Which lines of the records contain "首席记者"? Collect every one of them.
┌──
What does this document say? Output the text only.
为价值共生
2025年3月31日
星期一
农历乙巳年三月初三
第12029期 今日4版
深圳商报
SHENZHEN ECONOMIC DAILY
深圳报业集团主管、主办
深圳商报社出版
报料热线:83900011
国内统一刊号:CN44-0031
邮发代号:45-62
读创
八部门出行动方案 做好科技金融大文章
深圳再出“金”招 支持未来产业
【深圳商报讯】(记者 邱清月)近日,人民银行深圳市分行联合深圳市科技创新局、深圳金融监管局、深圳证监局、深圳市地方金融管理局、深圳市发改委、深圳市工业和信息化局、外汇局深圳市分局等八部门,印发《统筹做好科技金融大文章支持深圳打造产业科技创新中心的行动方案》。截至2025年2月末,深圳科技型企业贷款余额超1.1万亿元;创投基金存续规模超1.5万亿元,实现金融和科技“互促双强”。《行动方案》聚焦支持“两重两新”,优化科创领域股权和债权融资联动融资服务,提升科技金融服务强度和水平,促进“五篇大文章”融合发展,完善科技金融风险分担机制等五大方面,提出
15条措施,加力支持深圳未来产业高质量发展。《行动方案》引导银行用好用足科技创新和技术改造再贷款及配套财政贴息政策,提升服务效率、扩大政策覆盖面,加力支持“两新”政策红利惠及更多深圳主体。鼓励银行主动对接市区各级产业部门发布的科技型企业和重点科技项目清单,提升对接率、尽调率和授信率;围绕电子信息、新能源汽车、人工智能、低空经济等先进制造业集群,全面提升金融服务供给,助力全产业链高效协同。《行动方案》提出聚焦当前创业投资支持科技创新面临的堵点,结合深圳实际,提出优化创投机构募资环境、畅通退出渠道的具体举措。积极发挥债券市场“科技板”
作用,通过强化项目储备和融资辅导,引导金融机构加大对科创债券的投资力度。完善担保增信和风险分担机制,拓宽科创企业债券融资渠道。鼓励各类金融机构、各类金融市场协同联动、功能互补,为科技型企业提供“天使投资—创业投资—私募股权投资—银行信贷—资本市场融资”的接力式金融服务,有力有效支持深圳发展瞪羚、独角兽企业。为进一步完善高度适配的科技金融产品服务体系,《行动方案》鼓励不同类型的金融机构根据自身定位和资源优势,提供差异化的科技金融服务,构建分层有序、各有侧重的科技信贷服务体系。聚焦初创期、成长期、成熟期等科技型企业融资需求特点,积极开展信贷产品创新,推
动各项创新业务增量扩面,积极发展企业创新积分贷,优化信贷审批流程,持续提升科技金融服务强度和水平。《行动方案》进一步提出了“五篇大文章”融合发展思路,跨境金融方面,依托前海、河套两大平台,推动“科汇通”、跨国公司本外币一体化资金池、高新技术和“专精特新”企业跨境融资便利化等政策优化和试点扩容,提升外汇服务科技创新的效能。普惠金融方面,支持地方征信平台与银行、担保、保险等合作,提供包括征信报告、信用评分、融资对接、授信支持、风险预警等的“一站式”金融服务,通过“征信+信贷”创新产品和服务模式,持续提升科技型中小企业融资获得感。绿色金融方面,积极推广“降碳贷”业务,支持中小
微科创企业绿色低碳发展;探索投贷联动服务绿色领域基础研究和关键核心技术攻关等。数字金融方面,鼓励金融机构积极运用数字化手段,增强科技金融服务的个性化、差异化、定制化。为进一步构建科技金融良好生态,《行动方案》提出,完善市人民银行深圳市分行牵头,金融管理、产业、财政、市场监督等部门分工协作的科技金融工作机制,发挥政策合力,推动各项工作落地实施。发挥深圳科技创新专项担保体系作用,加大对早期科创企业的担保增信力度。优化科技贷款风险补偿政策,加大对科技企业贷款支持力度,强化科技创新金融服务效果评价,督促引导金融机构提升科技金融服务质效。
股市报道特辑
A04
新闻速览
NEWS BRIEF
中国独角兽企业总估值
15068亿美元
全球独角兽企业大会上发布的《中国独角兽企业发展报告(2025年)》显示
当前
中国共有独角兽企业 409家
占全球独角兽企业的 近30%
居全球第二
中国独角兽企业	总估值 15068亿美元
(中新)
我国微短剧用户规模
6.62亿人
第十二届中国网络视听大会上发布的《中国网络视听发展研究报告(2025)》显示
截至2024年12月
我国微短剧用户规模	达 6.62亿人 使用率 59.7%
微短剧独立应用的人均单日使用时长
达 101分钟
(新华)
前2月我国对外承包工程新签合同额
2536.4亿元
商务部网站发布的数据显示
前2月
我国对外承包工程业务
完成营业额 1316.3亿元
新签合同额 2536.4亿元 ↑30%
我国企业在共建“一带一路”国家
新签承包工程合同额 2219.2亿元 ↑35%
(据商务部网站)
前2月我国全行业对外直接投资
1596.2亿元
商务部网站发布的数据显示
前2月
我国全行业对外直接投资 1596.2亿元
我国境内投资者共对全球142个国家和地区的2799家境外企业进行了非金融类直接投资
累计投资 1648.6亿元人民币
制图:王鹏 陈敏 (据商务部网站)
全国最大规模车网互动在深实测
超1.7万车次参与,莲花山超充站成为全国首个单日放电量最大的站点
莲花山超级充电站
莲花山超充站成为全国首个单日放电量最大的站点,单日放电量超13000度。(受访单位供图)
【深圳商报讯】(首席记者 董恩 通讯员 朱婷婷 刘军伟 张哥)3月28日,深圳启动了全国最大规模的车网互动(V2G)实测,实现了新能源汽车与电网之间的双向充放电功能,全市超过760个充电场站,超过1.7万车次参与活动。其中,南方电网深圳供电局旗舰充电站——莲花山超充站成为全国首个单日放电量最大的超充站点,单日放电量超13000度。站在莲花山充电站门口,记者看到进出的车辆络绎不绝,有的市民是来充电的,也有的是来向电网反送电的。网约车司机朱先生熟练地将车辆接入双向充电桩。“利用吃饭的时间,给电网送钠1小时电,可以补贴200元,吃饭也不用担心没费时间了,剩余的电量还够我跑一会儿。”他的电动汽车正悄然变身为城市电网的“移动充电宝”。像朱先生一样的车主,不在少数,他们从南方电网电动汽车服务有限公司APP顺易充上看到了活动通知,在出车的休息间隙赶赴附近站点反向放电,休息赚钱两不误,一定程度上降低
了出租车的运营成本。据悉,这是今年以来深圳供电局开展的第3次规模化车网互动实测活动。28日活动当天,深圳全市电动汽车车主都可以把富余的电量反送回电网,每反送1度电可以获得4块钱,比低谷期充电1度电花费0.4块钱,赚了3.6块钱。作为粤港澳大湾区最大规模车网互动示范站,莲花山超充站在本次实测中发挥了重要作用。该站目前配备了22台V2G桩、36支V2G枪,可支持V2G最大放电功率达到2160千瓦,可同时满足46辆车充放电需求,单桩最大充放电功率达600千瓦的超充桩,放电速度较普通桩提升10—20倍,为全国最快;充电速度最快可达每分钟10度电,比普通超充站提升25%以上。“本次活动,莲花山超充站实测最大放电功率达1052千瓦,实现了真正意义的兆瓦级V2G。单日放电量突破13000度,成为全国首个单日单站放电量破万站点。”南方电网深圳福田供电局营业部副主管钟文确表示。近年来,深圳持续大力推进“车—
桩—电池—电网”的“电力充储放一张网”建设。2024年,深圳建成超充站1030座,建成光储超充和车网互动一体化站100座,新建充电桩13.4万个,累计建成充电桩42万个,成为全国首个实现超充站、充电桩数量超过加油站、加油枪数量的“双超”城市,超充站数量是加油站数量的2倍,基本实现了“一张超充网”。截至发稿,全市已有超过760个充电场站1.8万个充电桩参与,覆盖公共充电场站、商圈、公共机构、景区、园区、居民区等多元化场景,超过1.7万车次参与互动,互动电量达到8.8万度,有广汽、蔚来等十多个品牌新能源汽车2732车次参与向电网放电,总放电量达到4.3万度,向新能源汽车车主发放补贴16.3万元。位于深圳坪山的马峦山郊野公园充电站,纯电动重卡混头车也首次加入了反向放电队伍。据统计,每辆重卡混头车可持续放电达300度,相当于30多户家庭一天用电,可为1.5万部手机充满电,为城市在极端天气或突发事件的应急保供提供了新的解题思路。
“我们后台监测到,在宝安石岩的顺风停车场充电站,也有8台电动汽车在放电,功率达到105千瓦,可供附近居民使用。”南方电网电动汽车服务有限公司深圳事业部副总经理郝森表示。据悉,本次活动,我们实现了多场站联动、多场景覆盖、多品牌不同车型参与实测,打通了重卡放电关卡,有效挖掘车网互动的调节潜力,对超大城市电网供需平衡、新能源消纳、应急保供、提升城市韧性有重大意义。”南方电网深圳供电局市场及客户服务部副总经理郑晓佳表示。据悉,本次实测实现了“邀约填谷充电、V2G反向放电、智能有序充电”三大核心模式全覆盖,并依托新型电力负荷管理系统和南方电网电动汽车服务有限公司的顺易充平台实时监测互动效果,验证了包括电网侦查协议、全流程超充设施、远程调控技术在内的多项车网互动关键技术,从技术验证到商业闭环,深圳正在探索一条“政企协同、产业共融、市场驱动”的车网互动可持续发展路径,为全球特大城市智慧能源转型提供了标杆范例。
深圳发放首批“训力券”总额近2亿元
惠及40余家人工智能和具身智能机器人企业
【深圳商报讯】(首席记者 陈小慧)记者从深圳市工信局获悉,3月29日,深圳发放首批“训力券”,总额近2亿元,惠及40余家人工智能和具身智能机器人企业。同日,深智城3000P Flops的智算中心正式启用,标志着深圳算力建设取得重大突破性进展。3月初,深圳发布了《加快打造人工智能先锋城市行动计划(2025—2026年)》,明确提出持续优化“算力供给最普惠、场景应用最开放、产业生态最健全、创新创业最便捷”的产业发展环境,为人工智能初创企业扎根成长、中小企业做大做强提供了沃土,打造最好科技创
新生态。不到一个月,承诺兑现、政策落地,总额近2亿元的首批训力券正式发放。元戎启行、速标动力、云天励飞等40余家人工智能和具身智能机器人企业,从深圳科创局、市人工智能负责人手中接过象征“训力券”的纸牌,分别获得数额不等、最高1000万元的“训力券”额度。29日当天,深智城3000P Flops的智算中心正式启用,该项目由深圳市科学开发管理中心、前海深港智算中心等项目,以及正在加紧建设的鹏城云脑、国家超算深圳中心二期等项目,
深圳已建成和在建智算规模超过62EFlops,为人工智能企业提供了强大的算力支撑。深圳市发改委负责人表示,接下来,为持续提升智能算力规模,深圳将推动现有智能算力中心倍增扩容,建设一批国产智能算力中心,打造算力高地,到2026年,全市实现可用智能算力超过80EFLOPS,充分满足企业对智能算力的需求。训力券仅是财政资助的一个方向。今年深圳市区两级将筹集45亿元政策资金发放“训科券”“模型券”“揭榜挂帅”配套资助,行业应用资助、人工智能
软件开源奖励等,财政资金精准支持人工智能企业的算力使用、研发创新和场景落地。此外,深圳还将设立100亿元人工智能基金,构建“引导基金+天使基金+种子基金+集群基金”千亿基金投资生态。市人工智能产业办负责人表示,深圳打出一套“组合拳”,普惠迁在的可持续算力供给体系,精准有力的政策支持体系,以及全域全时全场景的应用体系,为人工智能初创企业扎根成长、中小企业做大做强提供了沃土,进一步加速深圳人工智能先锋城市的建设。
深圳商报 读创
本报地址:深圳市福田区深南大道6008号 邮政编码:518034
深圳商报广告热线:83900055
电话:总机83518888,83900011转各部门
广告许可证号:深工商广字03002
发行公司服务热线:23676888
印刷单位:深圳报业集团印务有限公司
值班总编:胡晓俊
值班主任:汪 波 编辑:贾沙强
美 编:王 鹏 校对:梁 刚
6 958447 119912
└──
__WORKED SOLUTION__.
【深圳商报讯】(首席记者 董恩 通讯员 朱婷婷 刘军伟 张哥)3月28日,深圳启动了全国最大规模的车网互动(V2G)实测,实现了新能源汽车与电网之间的双向充放电功能,全市超过760个充电场站,超过1.7万车次参与活动。其中,南方电网深圳供电局旗舰充电站——莲花山超充站成为全国首个单日放电量最大的超充站点,单日放电量超13000度。站在莲花山充电站门口,记者看到进出的车辆络绎不绝,有的市民是来充电的,也有的是来向电网反送电的。网约车司机朱先生熟练地将车辆接入双向充电桩。“利用吃饭的时间,给电网送钠1小时电,可以补贴200元,吃饭也不用担心没费时间了,剩余的电量还够我跑一会儿。”他的电动汽车正悄然变身为城市电网的“移动充电宝”。像朱先生一样的车主,不在少数,他们从南方电网电动汽车服务有限公司APP顺易充上看到了活动通知,在出车的休息间隙赶赴附近站点反向放电,休息赚钱两不误,一定程度上降低
【深圳商报讯】(首席记者 陈小慧)记者从深圳市工信局获悉,3月29日,深圳发放首批“训力券”,总额近2亿元,惠及40余家人工智能和具身智能机器人企业。同日,深智城3000P Flops的智算中心正式启用,标志着深圳算力建设取得重大突破性进展。3月初,深圳发布了《加快打造人工智能先锋城市行动计划(2025—2026年)》,明确提出持续优化“算力供给最普惠、场景应用最开放、产业生态最健全、创新创业最便捷”的产业发展环境,为人工智能初创企业扎根成长、中小企业做大做强提供了沃土,打造最好科技创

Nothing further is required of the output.